### Data to process
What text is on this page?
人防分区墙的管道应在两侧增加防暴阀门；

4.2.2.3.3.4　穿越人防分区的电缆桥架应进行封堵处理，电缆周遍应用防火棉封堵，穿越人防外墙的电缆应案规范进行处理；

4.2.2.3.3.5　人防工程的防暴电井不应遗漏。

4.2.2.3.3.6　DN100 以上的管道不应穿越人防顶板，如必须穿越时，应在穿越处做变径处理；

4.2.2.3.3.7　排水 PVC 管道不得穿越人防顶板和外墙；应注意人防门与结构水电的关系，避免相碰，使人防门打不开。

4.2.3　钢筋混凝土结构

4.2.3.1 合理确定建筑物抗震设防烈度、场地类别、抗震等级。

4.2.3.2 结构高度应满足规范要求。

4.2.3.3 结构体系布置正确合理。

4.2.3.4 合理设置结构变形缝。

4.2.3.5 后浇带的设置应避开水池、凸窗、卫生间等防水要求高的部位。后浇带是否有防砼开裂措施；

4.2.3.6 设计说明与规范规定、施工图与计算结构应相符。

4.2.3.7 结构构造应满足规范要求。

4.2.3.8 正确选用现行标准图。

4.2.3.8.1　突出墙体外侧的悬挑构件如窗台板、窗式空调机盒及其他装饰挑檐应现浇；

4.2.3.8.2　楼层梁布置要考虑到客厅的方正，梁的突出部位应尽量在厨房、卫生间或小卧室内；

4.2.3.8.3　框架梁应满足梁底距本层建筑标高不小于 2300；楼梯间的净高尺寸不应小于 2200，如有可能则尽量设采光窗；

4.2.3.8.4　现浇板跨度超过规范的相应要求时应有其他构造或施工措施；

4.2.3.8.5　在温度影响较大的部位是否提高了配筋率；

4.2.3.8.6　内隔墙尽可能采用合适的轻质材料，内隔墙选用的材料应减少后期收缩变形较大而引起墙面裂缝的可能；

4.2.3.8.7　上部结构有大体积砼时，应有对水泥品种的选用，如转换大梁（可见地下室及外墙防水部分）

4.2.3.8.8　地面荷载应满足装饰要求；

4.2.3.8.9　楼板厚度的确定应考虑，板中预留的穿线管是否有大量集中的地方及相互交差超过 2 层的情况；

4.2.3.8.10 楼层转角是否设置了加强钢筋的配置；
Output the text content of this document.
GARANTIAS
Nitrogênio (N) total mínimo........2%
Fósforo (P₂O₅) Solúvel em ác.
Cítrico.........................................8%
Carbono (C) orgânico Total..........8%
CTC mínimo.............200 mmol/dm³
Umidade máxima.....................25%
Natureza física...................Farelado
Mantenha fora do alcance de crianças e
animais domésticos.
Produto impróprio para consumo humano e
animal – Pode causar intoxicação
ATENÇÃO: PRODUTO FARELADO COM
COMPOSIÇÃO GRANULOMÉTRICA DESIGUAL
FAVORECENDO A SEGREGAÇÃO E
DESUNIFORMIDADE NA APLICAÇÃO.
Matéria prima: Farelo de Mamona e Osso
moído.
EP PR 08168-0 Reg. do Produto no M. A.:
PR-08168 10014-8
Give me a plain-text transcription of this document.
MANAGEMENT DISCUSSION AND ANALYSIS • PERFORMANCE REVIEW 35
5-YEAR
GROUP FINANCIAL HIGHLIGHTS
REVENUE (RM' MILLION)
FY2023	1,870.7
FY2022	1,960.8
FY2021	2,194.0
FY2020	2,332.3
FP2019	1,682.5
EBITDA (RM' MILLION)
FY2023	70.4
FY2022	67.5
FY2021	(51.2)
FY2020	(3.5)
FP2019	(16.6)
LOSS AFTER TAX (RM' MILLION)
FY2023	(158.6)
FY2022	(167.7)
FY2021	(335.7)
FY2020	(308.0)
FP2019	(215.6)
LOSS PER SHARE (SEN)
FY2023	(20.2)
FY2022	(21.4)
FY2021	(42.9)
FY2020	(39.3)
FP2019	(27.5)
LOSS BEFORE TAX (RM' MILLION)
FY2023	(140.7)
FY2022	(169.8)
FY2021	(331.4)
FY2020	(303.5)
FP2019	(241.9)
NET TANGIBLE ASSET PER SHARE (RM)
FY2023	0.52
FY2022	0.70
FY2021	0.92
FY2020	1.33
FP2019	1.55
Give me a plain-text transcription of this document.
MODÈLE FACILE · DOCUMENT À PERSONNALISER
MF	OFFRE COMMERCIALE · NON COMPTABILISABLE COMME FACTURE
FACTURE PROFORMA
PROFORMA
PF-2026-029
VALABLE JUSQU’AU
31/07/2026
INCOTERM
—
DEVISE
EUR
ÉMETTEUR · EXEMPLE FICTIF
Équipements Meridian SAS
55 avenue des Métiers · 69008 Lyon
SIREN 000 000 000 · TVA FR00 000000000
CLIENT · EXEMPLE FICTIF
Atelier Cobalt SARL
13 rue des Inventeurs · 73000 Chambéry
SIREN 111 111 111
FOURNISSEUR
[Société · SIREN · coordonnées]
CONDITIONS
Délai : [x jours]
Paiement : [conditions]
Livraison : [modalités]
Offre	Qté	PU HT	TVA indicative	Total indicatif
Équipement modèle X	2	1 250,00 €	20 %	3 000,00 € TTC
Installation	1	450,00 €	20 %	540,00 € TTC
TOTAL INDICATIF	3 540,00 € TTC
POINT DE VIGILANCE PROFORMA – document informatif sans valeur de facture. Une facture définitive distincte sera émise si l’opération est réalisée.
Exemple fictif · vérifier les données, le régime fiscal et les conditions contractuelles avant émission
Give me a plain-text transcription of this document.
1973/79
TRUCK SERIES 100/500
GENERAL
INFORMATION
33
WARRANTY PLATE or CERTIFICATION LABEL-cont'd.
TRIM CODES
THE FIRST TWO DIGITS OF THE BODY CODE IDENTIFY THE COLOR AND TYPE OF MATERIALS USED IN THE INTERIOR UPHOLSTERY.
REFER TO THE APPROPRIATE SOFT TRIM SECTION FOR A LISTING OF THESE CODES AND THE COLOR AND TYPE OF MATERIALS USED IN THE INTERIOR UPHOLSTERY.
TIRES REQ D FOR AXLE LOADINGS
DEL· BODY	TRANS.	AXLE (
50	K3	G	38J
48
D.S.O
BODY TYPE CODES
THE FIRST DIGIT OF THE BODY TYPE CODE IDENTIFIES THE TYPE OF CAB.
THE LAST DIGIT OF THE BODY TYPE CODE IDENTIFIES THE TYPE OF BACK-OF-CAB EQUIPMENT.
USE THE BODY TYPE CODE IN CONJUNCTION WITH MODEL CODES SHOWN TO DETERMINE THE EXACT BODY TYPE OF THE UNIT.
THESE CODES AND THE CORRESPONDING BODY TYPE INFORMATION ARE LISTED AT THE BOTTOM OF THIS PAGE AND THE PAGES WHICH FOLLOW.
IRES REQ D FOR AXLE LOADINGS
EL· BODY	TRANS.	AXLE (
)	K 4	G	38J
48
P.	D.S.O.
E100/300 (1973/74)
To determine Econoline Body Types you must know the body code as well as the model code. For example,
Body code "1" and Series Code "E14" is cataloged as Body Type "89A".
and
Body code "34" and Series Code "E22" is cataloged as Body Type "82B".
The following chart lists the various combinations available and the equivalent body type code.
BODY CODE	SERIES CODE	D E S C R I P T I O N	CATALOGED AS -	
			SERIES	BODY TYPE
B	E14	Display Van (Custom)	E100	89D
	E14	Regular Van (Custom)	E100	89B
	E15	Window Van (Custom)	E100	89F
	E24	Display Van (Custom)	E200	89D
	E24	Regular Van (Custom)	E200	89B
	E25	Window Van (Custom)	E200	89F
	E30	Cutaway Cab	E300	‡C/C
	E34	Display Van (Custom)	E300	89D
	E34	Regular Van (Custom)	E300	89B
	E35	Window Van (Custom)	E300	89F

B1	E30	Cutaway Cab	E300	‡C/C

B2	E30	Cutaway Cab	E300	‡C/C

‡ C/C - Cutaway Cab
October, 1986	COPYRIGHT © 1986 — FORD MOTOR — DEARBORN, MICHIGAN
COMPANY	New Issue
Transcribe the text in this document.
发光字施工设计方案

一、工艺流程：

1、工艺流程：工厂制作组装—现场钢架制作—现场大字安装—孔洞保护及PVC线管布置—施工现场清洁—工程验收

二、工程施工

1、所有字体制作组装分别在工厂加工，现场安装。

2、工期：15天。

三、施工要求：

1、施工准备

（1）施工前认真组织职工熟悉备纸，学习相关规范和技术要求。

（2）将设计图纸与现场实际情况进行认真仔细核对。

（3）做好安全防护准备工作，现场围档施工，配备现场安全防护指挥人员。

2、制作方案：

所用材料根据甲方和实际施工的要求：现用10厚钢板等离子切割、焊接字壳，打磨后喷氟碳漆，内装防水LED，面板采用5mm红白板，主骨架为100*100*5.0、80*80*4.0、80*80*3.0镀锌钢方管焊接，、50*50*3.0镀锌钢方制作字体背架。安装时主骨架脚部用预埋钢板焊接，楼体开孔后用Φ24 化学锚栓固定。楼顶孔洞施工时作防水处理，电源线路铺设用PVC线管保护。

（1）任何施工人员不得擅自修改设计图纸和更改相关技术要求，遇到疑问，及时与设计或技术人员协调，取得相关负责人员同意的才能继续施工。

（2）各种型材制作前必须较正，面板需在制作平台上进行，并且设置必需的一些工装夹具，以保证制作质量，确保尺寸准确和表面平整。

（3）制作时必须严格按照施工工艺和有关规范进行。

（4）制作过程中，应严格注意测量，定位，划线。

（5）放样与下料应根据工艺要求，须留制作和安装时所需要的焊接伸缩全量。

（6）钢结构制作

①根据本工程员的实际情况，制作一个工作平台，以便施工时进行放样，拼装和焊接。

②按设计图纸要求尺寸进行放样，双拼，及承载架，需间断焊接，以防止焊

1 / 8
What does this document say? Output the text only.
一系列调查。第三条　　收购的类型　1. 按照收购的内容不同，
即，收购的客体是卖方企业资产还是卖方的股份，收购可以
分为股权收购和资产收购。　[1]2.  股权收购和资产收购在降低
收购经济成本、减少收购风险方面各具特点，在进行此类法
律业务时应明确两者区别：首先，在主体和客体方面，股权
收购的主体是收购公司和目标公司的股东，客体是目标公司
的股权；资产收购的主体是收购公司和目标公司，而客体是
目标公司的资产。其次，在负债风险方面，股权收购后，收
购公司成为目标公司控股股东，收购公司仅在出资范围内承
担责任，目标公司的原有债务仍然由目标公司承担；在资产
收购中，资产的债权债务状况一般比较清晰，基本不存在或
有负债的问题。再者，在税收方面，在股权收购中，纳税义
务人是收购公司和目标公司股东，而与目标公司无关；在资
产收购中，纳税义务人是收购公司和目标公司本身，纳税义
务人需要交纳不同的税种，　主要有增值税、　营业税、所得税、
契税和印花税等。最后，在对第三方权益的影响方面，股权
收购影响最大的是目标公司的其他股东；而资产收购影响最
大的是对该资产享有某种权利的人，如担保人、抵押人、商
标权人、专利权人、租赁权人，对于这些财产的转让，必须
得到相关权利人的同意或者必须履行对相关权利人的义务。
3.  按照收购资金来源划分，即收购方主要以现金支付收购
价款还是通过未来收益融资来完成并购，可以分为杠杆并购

### Exercise objective
Gather all the lines that include the word "INFORMATION" and copy them out.

### Answer to the exercise
INFORMATION
THESE CODES AND THE CORRESPONDING BODY TYPE INFORMATION ARE LISTED AT THE BOTTOM OF THIS PAGE AND THE PAGES WHICH FOLLOW.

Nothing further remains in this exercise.